### DATA PROVIDED ###

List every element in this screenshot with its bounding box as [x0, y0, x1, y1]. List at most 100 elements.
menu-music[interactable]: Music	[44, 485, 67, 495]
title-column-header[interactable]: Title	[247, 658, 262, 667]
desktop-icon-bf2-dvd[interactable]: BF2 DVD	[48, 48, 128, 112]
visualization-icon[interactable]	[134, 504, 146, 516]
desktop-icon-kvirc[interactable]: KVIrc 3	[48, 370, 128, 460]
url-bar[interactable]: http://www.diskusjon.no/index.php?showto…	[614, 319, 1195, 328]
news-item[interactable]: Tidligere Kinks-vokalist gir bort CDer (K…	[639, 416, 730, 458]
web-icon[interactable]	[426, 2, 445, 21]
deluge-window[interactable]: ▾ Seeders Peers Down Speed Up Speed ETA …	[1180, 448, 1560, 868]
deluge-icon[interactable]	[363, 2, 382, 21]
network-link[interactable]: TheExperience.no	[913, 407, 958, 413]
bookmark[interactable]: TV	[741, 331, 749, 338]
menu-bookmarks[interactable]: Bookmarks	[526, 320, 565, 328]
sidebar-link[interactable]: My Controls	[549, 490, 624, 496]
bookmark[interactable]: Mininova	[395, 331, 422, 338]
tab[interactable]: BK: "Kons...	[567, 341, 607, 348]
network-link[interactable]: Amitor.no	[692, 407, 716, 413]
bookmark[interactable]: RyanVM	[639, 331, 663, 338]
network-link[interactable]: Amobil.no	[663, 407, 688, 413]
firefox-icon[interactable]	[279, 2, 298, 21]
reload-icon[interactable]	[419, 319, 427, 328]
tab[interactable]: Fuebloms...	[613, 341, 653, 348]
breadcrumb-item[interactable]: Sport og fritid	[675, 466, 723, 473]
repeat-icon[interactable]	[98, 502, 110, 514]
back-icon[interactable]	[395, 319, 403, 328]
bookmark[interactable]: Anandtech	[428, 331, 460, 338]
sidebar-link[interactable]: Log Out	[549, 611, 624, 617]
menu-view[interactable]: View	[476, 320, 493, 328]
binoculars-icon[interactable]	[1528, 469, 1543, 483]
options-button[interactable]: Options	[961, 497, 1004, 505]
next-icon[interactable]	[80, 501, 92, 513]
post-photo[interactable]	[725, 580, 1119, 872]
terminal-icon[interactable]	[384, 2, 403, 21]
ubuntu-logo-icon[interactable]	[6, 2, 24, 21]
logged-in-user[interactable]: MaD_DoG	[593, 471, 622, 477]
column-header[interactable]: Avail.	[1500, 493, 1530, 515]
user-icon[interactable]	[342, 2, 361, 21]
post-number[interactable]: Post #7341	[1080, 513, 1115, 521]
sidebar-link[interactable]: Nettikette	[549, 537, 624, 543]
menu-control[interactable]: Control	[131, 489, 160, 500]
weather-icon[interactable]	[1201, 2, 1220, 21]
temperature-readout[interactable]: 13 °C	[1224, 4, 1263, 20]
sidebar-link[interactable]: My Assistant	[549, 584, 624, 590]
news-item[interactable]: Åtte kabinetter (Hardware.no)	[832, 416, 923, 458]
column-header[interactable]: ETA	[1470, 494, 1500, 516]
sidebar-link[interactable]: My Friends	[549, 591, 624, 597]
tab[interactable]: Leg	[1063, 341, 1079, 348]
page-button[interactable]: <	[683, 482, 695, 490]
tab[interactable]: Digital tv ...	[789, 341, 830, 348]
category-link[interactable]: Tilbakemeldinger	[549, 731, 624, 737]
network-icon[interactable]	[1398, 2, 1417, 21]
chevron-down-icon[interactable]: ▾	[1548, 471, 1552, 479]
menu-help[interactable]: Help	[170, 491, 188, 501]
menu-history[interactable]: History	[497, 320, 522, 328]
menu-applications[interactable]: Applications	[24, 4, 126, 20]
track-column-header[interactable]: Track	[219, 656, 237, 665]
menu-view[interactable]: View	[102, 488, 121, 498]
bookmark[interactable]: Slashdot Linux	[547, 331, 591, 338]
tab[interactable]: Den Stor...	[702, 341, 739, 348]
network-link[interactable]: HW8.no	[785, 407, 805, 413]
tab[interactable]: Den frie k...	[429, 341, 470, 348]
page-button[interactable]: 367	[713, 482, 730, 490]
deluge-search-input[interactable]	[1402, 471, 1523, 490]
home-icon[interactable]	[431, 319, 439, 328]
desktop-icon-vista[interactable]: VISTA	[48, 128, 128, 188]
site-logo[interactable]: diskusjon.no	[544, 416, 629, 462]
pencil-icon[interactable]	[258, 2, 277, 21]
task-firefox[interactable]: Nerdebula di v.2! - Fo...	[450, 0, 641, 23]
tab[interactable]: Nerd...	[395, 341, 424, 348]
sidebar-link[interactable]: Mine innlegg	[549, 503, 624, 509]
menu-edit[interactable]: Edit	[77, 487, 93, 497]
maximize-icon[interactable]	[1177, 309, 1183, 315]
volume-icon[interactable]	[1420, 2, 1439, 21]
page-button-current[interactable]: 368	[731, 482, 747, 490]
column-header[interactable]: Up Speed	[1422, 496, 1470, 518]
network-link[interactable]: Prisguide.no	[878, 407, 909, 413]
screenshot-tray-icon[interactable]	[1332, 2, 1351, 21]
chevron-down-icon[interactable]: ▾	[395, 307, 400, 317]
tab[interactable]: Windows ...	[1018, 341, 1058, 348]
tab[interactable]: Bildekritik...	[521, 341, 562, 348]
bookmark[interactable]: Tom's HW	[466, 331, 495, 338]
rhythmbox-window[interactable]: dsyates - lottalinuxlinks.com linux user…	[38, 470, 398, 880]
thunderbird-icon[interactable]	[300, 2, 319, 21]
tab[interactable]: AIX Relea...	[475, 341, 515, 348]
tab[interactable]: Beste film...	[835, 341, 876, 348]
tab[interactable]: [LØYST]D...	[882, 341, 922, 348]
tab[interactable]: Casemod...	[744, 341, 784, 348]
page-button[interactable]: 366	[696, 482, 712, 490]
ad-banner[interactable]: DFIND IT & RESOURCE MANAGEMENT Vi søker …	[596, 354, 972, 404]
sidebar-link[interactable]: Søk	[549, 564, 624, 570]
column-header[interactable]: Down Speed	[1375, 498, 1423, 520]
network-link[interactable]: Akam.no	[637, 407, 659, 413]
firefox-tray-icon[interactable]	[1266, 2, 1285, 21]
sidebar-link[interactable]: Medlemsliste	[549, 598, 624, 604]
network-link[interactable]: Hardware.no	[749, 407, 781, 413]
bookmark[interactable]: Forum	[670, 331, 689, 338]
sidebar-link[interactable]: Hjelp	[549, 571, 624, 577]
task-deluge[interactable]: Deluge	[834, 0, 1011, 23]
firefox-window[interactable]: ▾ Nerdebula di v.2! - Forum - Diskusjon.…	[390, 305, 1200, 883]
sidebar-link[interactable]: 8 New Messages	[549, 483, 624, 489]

###

* WORK TO BE COMPLETED *
Extract every line of the entries above and reproduce each one without any change.

* CORRECT OUTPUT *
List every element in this screenshot with its bounding box as [x0, y0, x1, y1]. List at most 100 elements.
menu-music[interactable]: Music	[44, 485, 67, 495]
title-column-header[interactable]: Title	[247, 658, 262, 667]
desktop-icon-bf2-dvd[interactable]: BF2 DVD	[48, 48, 128, 112]
visualization-icon[interactable]	[134, 504, 146, 516]
desktop-icon-kvirc[interactable]: KVIrc 3	[48, 370, 128, 460]
url-bar[interactable]: http://www.diskusjon.no/index.php?showto…	[614, 319, 1195, 328]
news-item[interactable]: Tidligere Kinks-vokalist gir bort CDer (K…	[639, 416, 730, 458]
web-icon[interactable]	[426, 2, 445, 21]
deluge-window[interactable]: ▾ Seeders Peers Down Speed Up Speed ETA …	[1180, 448, 1560, 868]
deluge-icon[interactable]	[363, 2, 382, 21]
network-link[interactable]: TheExperience.no	[913, 407, 958, 413]
bookmark[interactable]: TV	[741, 331, 749, 338]
menu-bookmarks[interactable]: Bookmarks	[526, 320, 565, 328]
sidebar-link[interactable]: My Controls	[549, 490, 624, 496]
bookmark[interactable]: Mininova	[395, 331, 422, 338]
tab[interactable]: BK: "Kons...	[567, 341, 607, 348]
network-link[interactable]: Amitor.no	[692, 407, 716, 413]
bookmark[interactable]: RyanVM	[639, 331, 663, 338]
network-link[interactable]: Amobil.no	[663, 407, 688, 413]
firefox-icon[interactable]	[279, 2, 298, 21]
reload-icon[interactable]	[419, 319, 427, 328]
tab[interactable]: Fuebloms...	[613, 341, 653, 348]
breadcrumb-item[interactable]: Sport og fritid	[675, 466, 723, 473]
repeat-icon[interactable]	[98, 502, 110, 514]
back-icon[interactable]	[395, 319, 403, 328]
bookmark[interactable]: Anandtech	[428, 331, 460, 338]
sidebar-link[interactable]: Log Out	[549, 611, 624, 617]
menu-view[interactable]: View	[476, 320, 493, 328]
binoculars-icon[interactable]	[1528, 469, 1543, 483]
options-button[interactable]: Options	[961, 497, 1004, 505]
next-icon[interactable]	[80, 501, 92, 513]
post-photo[interactable]	[725, 580, 1119, 872]
terminal-icon[interactable]	[384, 2, 403, 21]
ubuntu-logo-icon[interactable]	[6, 2, 24, 21]
logged-in-user[interactable]: MaD_DoG	[593, 471, 622, 477]
column-header[interactable]: Avail.	[1500, 493, 1530, 515]
user-icon[interactable]	[342, 2, 361, 21]
post-number[interactable]: Post #7341	[1080, 513, 1115, 521]
sidebar-link[interactable]: Nettikette	[549, 537, 624, 543]
menu-control[interactable]: Control	[131, 489, 160, 500]
weather-icon[interactable]	[1201, 2, 1220, 21]
temperature-readout[interactable]: 13 °C	[1224, 4, 1263, 20]
sidebar-link[interactable]: My Assistant	[549, 584, 624, 590]
news-item[interactable]: Åtte kabinetter (Hardware.no)	[832, 416, 923, 458]
column-header[interactable]: ETA	[1470, 494, 1500, 516]
sidebar-link[interactable]: My Friends	[549, 591, 624, 597]
tab[interactable]: Leg	[1063, 341, 1079, 348]
page-button[interactable]: <	[683, 482, 695, 490]
tab[interactable]: Digital tv ...	[789, 341, 830, 348]
category-link[interactable]: Tilbakemeldinger	[549, 731, 624, 737]
network-icon[interactable]	[1398, 2, 1417, 21]
chevron-down-icon[interactable]: ▾	[1548, 471, 1552, 479]
menu-help[interactable]: Help	[170, 491, 188, 501]
menu-history[interactable]: History	[497, 320, 522, 328]
menu-applications[interactable]: Applications	[24, 4, 126, 20]
track-column-header[interactable]: Track	[219, 656, 237, 665]
menu-view[interactable]: View	[102, 488, 121, 498]
bookmark[interactable]: Slashdot Linux	[547, 331, 591, 338]
tab[interactable]: Den Stor...	[702, 341, 739, 348]
network-link[interactable]: HW8.no	[785, 407, 805, 413]
tab[interactable]: Den frie k...	[429, 341, 470, 348]
page-button[interactable]: 367	[713, 482, 730, 490]
deluge-search-input[interactable]	[1402, 471, 1523, 490]
home-icon[interactable]	[431, 319, 439, 328]
desktop-icon-vista[interactable]: VISTA	[48, 128, 128, 188]
site-logo[interactable]: diskusjon.no	[544, 416, 629, 462]
pencil-icon[interactable]	[258, 2, 277, 21]
task-firefox[interactable]: Nerdebula di v.2! - Fo...	[450, 0, 641, 23]
tab[interactable]: Nerd...	[395, 341, 424, 348]
sidebar-link[interactable]: Mine innlegg	[549, 503, 624, 509]
menu-edit[interactable]: Edit	[77, 487, 93, 497]
maximize-icon[interactable]	[1177, 309, 1183, 315]
volume-icon[interactable]	[1420, 2, 1439, 21]
page-button-current[interactable]: 368	[731, 482, 747, 490]
column-header[interactable]: Up Speed	[1422, 496, 1470, 518]
network-link[interactable]: Prisguide.no	[878, 407, 909, 413]
screenshot-tray-icon[interactable]	[1332, 2, 1351, 21]
chevron-down-icon[interactable]: ▾	[395, 307, 400, 317]
tab[interactable]: Windows ...	[1018, 341, 1058, 348]
tab[interactable]: Bildekritik...	[521, 341, 562, 348]
bookmark[interactable]: Tom's HW	[466, 331, 495, 338]
rhythmbox-window[interactable]: dsyates - lottalinuxlinks.com linux user…	[38, 470, 398, 880]
thunderbird-icon[interactable]	[300, 2, 319, 21]
tab[interactable]: AIX Relea...	[475, 341, 515, 348]
tab[interactable]: Beste film...	[835, 341, 876, 348]
tab[interactable]: [LØYST]D...	[882, 341, 922, 348]
tab[interactable]: Casemod...	[744, 341, 784, 348]
page-button[interactable]: 366	[696, 482, 712, 490]
ad-banner[interactable]: DFIND IT & RESOURCE MANAGEMENT Vi søker …	[596, 354, 972, 404]
sidebar-link[interactable]: Søk	[549, 564, 624, 570]
column-header[interactable]: Down Speed	[1375, 498, 1423, 520]
network-link[interactable]: Akam.no	[637, 407, 659, 413]
firefox-tray-icon[interactable]	[1266, 2, 1285, 21]
sidebar-link[interactable]: Medlemsliste	[549, 598, 624, 604]
network-link[interactable]: Hardware.no	[749, 407, 781, 413]
bookmark[interactable]: Forum	[670, 331, 689, 338]
sidebar-link[interactable]: Hjelp	[549, 571, 624, 577]
task-deluge[interactable]: Deluge	[834, 0, 1011, 23]
firefox-window[interactable]: ▾ Nerdebula di v.2! - Forum - Diskusjon.…	[390, 305, 1200, 883]
sidebar-link[interactable]: 8 New Messages	[549, 483, 624, 489]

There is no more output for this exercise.